## Begin RAW DATA

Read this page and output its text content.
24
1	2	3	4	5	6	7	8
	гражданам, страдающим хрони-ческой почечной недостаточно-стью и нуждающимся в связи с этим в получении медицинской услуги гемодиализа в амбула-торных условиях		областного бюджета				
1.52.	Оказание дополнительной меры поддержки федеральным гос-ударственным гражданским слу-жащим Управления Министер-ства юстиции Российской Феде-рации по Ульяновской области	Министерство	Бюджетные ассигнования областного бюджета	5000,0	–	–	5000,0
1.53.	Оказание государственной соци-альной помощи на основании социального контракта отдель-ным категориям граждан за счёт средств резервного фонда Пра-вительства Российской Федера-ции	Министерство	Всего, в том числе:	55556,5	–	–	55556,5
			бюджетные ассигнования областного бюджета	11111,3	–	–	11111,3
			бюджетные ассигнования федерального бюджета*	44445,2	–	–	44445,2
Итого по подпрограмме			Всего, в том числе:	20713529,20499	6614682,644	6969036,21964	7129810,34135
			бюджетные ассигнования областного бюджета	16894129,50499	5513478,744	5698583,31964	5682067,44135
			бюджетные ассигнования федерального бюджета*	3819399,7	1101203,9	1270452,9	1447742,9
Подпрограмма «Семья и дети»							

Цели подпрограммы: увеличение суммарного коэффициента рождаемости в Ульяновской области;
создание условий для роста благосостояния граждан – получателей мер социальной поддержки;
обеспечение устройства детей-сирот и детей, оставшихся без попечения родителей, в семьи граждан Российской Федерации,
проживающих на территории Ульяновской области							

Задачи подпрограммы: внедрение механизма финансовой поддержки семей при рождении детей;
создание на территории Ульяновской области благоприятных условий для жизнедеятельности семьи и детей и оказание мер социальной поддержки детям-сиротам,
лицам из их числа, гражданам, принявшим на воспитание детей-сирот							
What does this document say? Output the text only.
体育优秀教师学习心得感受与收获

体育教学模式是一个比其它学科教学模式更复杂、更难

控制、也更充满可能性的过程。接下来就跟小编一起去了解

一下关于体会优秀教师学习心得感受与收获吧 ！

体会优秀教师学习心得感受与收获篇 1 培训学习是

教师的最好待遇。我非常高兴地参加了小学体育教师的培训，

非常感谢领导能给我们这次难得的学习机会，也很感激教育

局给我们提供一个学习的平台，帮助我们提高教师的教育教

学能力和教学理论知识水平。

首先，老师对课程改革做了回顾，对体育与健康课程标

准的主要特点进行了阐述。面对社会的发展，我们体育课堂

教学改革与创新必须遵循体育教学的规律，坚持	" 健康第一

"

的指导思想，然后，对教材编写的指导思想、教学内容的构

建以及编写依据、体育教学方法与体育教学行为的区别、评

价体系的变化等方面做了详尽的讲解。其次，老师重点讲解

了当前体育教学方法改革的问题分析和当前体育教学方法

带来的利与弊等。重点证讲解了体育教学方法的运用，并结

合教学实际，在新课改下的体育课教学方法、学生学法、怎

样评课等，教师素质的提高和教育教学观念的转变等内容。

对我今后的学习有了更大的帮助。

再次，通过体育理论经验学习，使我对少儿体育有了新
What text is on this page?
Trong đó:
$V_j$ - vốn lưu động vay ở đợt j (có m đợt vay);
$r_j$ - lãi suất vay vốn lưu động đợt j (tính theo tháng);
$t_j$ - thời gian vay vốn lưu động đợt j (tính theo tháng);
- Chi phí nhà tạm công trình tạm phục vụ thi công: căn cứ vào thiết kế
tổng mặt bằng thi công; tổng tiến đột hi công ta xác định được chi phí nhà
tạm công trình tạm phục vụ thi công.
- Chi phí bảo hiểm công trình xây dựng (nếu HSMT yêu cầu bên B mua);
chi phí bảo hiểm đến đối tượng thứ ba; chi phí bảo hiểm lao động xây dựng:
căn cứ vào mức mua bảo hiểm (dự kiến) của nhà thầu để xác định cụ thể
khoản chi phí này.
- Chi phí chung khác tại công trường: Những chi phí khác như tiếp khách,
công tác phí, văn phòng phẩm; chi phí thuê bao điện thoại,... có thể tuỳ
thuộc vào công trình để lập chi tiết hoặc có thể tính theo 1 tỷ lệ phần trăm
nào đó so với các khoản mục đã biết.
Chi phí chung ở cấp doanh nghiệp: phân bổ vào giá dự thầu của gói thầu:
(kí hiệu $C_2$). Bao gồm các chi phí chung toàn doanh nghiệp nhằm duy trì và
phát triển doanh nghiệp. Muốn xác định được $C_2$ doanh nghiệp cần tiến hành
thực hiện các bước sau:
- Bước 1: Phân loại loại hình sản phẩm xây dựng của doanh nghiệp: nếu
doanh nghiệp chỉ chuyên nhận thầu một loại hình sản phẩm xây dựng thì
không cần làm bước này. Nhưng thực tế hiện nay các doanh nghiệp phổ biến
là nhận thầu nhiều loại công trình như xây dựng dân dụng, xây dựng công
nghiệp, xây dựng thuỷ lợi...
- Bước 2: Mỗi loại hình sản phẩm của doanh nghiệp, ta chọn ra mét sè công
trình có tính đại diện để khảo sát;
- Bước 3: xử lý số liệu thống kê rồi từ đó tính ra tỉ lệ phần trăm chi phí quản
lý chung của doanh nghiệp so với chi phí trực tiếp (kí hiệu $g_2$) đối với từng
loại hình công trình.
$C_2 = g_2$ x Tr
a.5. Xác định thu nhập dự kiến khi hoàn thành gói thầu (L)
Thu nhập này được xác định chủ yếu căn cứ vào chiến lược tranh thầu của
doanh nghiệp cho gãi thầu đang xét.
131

## End RAW DATA

BRIEF -
Please return the data above exactly as given.

RESPONSE -
Read this page and output its text content.
24
1	2	3	4	5	6	7	8
	гражданам, страдающим хрони-ческой почечной недостаточно-стью и нуждающимся в связи с этим в получении медицинской услуги гемодиализа в амбула-торных условиях		областного бюджета				
1.52.	Оказание дополнительной меры поддержки федеральным гос-ударственным гражданским слу-жащим Управления Министер-ства юстиции Российской Феде-рации по Ульяновской области	Министерство	Бюджетные ассигнования областного бюджета	5000,0	–	–	5000,0
1.53.	Оказание государственной соци-альной помощи на основании социального контракта отдель-ным категориям граждан за счёт средств резервного фонда Пра-вительства Российской Федера-ции	Министерство	Всего, в том числе:	55556,5	–	–	55556,5
			бюджетные ассигнования областного бюджета	11111,3	–	–	11111,3
			бюджетные ассигнования федерального бюджета*	44445,2	–	–	44445,2
Итого по подпрограмме			Всего, в том числе:	20713529,20499	6614682,644	6969036,21964	7129810,34135
			бюджетные ассигнования областного бюджета	16894129,50499	5513478,744	5698583,31964	5682067,44135
			бюджетные ассигнования федерального бюджета*	3819399,7	1101203,9	1270452,9	1447742,9
Подпрограмма «Семья и дети»							

Цели подпрограммы: увеличение суммарного коэффициента рождаемости в Ульяновской области;
создание условий для роста благосостояния граждан – получателей мер социальной поддержки;
обеспечение устройства детей-сирот и детей, оставшихся без попечения родителей, в семьи граждан Российской Федерации,
проживающих на территории Ульяновской области							

Задачи подпрограммы: внедрение механизма финансовой поддержки семей при рождении детей;
создание на территории Ульяновской области благоприятных условий для жизнедеятельности семьи и детей и оказание мер социальной поддержки детям-сиротам,
лицам из их числа, гражданам, принявшим на воспитание детей-сирот							
What does this document say? Output the text only.
体育优秀教师学习心得感受与收获

体育教学模式是一个比其它学科教学模式更复杂、更难

控制、也更充满可能性的过程。接下来就跟小编一起去了解

一下关于体会优秀教师学习心得感受与收获吧 ！

体会优秀教师学习心得感受与收获篇 1 培训学习是

教师的最好待遇。我非常高兴地参加了小学体育教师的培训，

非常感谢领导能给我们这次难得的学习机会，也很感激教育

局给我们提供一个学习的平台，帮助我们提高教师的教育教

学能力和教学理论知识水平。

首先，老师对课程改革做了回顾，对体育与健康课程标

准的主要特点进行了阐述。面对社会的发展，我们体育课堂

教学改革与创新必须遵循体育教学的规律，坚持	" 健康第一

"

的指导思想，然后，对教材编写的指导思想、教学内容的构

建以及编写依据、体育教学方法与体育教学行为的区别、评

价体系的变化等方面做了详尽的讲解。其次，老师重点讲解

了当前体育教学方法改革的问题分析和当前体育教学方法

带来的利与弊等。重点证讲解了体育教学方法的运用，并结

合教学实际，在新课改下的体育课教学方法、学生学法、怎

样评课等，教师素质的提高和教育教学观念的转变等内容。

对我今后的学习有了更大的帮助。

再次，通过体育理论经验学习，使我对少儿体育有了新
What text is on this page?
Trong đó:
$V_j$ - vốn lưu động vay ở đợt j (có m đợt vay);
$r_j$ - lãi suất vay vốn lưu động đợt j (tính theo tháng);
$t_j$ - thời gian vay vốn lưu động đợt j (tính theo tháng);
- Chi phí nhà tạm công trình tạm phục vụ thi công: căn cứ vào thiết kế
tổng mặt bằng thi công; tổng tiến đột hi công ta xác định được chi phí nhà
tạm công trình tạm phục vụ thi công.
- Chi phí bảo hiểm công trình xây dựng (nếu HSMT yêu cầu bên B mua);
chi phí bảo hiểm đến đối tượng thứ ba; chi phí bảo hiểm lao động xây dựng:
căn cứ vào mức mua bảo hiểm (dự kiến) của nhà thầu để xác định cụ thể
khoản chi phí này.
- Chi phí chung khác tại công trường: Những chi phí khác như tiếp khách,
công tác phí, văn phòng phẩm; chi phí thuê bao điện thoại,... có thể tuỳ
thuộc vào công trình để lập chi tiết hoặc có thể tính theo 1 tỷ lệ phần trăm
nào đó so với các khoản mục đã biết.
Chi phí chung ở cấp doanh nghiệp: phân bổ vào giá dự thầu của gói thầu:
(kí hiệu $C_2$). Bao gồm các chi phí chung toàn doanh nghiệp nhằm duy trì và
phát triển doanh nghiệp. Muốn xác định được $C_2$ doanh nghiệp cần tiến hành
thực hiện các bước sau:
- Bước 1: Phân loại loại hình sản phẩm xây dựng của doanh nghiệp: nếu
doanh nghiệp chỉ chuyên nhận thầu một loại hình sản phẩm xây dựng thì
không cần làm bước này. Nhưng thực tế hiện nay các doanh nghiệp phổ biến
là nhận thầu nhiều loại công trình như xây dựng dân dụng, xây dựng công
nghiệp, xây dựng thuỷ lợi...
- Bước 2: Mỗi loại hình sản phẩm của doanh nghiệp, ta chọn ra mét sè công
trình có tính đại diện để khảo sát;
- Bước 3: xử lý số liệu thống kê rồi từ đó tính ra tỉ lệ phần trăm chi phí quản
lý chung của doanh nghiệp so với chi phí trực tiếp (kí hiệu $g_2$) đối với từng
loại hình công trình.
$C_2 = g_2$ x Tr
a.5. Xác định thu nhập dự kiến khi hoàn thành gói thầu (L)
Thu nhập này được xác định chủ yếu căn cứ vào chiến lược tranh thầu của
doanh nghiệp cho gãi thầu đang xét.
131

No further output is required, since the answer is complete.